### Exercise goal:
Repeat the whole listing below, word for word.

§

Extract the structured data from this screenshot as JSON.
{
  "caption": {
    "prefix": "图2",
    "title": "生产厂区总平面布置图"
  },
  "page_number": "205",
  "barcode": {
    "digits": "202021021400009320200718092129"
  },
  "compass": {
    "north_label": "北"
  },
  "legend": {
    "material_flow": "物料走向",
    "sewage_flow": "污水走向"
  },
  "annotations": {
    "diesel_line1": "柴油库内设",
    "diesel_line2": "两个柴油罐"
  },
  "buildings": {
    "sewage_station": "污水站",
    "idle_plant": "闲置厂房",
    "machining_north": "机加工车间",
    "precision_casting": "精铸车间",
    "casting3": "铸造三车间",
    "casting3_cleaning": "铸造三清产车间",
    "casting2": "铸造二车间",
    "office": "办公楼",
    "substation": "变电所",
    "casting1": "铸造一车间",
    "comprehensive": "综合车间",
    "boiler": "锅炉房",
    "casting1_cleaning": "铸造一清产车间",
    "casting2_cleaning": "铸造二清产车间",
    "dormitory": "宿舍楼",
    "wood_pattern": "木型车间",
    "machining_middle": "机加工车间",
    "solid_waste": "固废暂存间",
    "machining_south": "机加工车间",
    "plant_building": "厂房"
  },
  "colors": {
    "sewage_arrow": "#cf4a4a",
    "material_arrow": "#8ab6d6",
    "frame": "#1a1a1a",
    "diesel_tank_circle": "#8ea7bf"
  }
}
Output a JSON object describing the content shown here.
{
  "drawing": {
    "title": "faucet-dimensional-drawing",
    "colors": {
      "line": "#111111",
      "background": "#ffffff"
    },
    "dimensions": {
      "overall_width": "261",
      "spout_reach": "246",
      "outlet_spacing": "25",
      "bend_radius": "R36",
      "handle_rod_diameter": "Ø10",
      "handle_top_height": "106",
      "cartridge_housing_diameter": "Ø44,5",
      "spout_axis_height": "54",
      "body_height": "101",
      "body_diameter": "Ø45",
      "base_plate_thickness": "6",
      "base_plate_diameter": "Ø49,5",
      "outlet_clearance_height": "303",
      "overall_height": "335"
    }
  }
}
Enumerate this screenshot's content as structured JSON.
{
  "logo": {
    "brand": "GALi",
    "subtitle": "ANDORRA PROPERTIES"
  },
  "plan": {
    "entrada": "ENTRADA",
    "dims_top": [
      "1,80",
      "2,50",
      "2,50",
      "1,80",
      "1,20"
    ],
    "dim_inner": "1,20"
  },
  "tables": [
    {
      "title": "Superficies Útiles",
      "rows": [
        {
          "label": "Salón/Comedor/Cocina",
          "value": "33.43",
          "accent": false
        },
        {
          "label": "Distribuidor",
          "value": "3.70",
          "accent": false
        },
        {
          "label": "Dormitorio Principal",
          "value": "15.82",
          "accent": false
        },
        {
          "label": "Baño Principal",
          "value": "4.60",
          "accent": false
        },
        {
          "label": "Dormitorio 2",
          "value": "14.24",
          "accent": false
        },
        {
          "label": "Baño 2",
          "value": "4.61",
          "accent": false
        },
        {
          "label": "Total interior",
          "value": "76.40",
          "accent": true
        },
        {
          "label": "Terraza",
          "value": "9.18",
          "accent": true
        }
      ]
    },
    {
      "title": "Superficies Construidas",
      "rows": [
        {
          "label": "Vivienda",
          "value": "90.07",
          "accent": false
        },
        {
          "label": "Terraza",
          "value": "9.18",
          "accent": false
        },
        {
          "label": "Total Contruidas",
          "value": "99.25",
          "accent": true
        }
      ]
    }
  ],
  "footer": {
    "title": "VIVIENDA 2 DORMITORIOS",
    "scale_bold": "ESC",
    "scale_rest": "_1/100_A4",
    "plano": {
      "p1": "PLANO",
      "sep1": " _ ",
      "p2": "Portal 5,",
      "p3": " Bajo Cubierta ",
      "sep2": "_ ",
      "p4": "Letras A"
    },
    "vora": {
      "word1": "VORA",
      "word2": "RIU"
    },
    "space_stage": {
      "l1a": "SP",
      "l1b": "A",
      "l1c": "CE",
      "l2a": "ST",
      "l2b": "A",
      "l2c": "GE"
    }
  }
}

§

### Task answer:
Extract the structured data from this screenshot as JSON.
{
  "caption": {
    "prefix": "图2",
    "title": "生产厂区总平面布置图"
  },
  "page_number": "205",
  "barcode": {
    "digits": "202021021400009320200718092129"
  },
  "compass": {
    "north_label": "北"
  },
  "legend": {
    "material_flow": "物料走向",
    "sewage_flow": "污水走向"
  },
  "annotations": {
    "diesel_line1": "柴油库内设",
    "diesel_line2": "两个柴油罐"
  },
  "buildings": {
    "sewage_station": "污水站",
    "idle_plant": "闲置厂房",
    "machining_north": "机加工车间",
    "precision_casting": "精铸车间",
    "casting3": "铸造三车间",
    "casting3_cleaning": "铸造三清产车间",
    "casting2": "铸造二车间",
    "office": "办公楼",
    "substation": "变电所",
    "casting1": "铸造一车间",
    "comprehensive": "综合车间",
    "boiler": "锅炉房",
    "casting1_cleaning": "铸造一清产车间",
    "casting2_cleaning": "铸造二清产车间",
    "dormitory": "宿舍楼",
    "wood_pattern": "木型车间",
    "machining_middle": "机加工车间",
    "solid_waste": "固废暂存间",
    "machining_south": "机加工车间",
    "plant_building": "厂房"
  },
  "colors": {
    "sewage_arrow": "#cf4a4a",
    "material_arrow": "#8ab6d6",
    "frame": "#1a1a1a",
    "diesel_tank_circle": "#8ea7bf"
  }
}
Output a JSON object describing the content shown here.
{
  "drawing": {
    "title": "faucet-dimensional-drawing",
    "colors": {
      "line": "#111111",
      "background": "#ffffff"
    },
    "dimensions": {
      "overall_width": "261",
      "spout_reach": "246",
      "outlet_spacing": "25",
      "bend_radius": "R36",
      "handle_rod_diameter": "Ø10",
      "handle_top_height": "106",
      "cartridge_housing_diameter": "Ø44,5",
      "spout_axis_height": "54",
      "body_height": "101",
      "body_diameter": "Ø45",
      "base_plate_thickness": "6",
      "base_plate_diameter": "Ø49,5",
      "outlet_clearance_height": "303",
      "overall_height": "335"
    }
  }
}
Enumerate this screenshot's content as structured JSON.
{
  "logo": {
    "brand": "GALi",
    "subtitle": "ANDORRA PROPERTIES"
  },
  "plan": {
    "entrada": "ENTRADA",
    "dims_top": [
      "1,80",
      "2,50",
      "2,50",
      "1,80",
      "1,20"
    ],
    "dim_inner": "1,20"
  },
  "tables": [
    {
      "title": "Superficies Útiles",
      "rows": [
        {
          "label": "Salón/Comedor/Cocina",
          "value": "33.43",
          "accent": false
        },
        {
          "label": "Distribuidor",
          "value": "3.70",
          "accent": false
        },
        {
          "label": "Dormitorio Principal",
          "value": "15.82",
          "accent": false
        },
        {
          "label": "Baño Principal",
          "value": "4.60",
          "accent": false
        },
        {
          "label": "Dormitorio 2",
          "value": "14.24",
          "accent": false
        },
        {
          "label": "Baño 2",
          "value": "4.61",
          "accent": false
        },
        {
          "label": "Total interior",
          "value": "76.40",
          "accent": true
        },
        {
          "label": "Terraza",
          "value": "9.18",
          "accent": true
        }
      ]
    },
    {
      "title": "Superficies Construidas",
      "rows": [
        {
          "label": "Vivienda",
          "value": "90.07",
          "accent": false
        },
        {
          "label": "Terraza",
          "value": "9.18",
          "accent": false
        },
        {
          "label": "Total Contruidas",
          "value": "99.25",
          "accent": true
        }
      ]
    }
  ],
  "footer": {
    "title": "VIVIENDA 2 DORMITORIOS",
    "scale_bold": "ESC",
    "scale_rest": "_1/100_A4",
    "plano": {
      "p1": "PLANO",
      "sep1": " _ ",
      "p2": "Portal 5,",
      "p3": " Bajo Cubierta ",
      "sep2": "_ ",
      "p4": "Letras A"
    },
    "vora": {
      "word1": "VORA",
      "word2": "RIU"
    },
    "space_stage": {
      "l1a": "SP",
      "l1b": "A",
      "l1c": "CE",
      "l2a": "ST",
      "l2b": "A",
      "l2c": "GE"
    }
  }
}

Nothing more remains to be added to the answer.